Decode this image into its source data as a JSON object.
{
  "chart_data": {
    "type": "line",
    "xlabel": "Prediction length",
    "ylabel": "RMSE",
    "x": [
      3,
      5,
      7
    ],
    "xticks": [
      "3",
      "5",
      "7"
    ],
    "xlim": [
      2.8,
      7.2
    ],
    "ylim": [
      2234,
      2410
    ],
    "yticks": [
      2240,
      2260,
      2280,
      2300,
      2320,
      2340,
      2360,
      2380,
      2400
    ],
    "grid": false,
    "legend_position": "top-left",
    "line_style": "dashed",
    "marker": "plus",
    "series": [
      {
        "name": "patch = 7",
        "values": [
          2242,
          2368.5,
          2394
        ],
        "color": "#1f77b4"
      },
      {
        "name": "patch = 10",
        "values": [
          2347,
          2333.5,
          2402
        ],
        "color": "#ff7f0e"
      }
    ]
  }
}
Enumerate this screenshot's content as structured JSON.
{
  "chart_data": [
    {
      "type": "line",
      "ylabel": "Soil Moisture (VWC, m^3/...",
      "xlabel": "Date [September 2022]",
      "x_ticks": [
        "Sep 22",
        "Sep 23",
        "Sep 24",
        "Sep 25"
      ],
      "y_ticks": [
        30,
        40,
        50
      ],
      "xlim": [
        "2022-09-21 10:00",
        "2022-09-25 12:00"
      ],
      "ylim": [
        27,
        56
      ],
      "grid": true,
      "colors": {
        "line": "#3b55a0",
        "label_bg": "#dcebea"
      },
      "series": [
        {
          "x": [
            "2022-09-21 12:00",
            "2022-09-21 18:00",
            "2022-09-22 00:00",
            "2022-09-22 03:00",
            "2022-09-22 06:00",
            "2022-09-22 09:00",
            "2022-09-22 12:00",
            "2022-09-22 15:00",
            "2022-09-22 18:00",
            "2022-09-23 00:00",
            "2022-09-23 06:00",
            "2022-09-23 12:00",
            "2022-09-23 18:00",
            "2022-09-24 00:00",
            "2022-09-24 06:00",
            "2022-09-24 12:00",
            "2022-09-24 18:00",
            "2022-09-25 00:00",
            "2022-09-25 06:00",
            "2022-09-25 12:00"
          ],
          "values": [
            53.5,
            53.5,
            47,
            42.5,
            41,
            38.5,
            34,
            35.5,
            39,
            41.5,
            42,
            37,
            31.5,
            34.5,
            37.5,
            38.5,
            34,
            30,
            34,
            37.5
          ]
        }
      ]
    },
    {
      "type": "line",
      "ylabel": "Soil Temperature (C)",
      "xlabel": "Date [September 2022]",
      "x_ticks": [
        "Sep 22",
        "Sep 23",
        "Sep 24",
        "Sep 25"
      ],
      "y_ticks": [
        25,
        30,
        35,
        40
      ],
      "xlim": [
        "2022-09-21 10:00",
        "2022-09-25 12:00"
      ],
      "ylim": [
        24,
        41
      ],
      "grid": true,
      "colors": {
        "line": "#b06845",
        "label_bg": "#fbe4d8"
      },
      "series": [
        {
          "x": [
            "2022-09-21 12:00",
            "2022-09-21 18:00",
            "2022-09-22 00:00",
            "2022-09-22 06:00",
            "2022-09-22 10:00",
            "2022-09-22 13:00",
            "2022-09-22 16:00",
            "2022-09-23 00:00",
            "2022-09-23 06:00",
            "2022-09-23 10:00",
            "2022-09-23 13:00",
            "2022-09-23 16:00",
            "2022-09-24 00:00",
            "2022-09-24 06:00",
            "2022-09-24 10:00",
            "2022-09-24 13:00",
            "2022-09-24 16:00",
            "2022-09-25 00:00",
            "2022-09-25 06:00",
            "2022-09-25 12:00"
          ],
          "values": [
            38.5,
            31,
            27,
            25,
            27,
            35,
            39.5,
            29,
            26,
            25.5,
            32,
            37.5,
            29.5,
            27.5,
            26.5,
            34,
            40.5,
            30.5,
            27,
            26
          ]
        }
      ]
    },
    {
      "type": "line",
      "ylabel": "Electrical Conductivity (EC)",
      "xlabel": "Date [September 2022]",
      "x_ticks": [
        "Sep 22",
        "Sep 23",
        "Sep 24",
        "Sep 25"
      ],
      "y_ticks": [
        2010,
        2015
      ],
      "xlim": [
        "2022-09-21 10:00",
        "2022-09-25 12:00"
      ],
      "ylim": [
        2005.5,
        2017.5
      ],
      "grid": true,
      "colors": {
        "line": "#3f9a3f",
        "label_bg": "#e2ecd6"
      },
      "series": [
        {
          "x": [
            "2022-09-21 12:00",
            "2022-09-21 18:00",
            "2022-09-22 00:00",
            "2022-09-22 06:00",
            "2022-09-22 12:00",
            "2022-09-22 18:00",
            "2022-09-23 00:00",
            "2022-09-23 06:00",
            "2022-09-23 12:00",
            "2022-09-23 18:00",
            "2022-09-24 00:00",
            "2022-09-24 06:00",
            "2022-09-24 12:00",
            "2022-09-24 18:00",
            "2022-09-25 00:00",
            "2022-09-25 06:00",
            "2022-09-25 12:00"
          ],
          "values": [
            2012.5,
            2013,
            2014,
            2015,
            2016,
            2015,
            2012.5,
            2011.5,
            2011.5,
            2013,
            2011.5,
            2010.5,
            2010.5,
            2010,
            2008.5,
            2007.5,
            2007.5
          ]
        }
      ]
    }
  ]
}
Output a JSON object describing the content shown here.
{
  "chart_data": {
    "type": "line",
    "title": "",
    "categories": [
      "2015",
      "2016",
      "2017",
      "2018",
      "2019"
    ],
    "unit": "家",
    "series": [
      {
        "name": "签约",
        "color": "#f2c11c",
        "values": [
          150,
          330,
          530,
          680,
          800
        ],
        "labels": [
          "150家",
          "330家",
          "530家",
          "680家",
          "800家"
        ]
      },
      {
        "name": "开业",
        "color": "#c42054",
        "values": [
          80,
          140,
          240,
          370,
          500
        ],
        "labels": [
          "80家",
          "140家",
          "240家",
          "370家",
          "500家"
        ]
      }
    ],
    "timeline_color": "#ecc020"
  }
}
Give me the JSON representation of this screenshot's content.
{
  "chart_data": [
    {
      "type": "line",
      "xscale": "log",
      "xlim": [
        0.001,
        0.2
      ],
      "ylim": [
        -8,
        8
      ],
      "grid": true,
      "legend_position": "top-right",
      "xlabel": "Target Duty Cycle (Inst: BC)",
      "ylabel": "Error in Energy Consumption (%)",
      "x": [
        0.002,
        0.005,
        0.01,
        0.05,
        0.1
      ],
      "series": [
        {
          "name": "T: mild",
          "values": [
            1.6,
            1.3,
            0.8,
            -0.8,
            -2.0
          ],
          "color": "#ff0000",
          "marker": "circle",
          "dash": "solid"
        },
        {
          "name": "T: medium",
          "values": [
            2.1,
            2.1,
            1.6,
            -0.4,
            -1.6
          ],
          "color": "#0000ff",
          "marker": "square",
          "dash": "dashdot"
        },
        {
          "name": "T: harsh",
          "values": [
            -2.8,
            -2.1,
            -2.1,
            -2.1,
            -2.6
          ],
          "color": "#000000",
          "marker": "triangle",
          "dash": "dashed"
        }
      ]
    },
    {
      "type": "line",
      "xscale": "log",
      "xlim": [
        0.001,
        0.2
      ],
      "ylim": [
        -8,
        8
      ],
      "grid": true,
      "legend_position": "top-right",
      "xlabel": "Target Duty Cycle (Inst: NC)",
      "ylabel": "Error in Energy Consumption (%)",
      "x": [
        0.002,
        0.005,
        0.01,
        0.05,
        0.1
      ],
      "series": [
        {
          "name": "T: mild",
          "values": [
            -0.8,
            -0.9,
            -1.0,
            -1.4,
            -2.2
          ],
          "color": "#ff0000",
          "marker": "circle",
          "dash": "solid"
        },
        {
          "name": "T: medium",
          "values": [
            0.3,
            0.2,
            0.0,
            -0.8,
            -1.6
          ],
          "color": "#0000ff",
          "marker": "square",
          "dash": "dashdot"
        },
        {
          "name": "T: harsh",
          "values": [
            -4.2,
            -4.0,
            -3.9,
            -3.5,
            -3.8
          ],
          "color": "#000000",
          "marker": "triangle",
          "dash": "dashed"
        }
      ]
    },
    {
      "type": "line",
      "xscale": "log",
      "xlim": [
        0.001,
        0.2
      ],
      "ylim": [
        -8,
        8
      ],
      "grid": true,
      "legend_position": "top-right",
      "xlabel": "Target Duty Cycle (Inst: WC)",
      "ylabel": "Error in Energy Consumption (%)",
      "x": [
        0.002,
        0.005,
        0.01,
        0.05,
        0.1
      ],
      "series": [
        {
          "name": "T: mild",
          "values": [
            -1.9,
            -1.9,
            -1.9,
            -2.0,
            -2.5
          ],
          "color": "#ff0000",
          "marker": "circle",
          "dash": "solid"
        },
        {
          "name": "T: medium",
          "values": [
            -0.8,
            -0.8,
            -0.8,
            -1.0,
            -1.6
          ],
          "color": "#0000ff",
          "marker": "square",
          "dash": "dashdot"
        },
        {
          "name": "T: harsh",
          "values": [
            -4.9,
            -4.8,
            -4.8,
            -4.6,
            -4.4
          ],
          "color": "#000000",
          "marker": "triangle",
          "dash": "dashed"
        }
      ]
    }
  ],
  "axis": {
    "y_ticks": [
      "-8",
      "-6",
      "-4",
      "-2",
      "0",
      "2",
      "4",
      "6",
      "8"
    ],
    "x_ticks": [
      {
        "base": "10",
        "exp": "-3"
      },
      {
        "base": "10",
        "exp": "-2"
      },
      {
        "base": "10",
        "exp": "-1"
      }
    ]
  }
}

════════

In the listing above, locate each line with "Target" and copy it.

      "xlabel": "Target Duty Cycle (Inst: BC)",
      "xlabel": "Target Duty Cycle (Inst: NC)",
      "xlabel": "Target Duty Cycle (Inst: WC)",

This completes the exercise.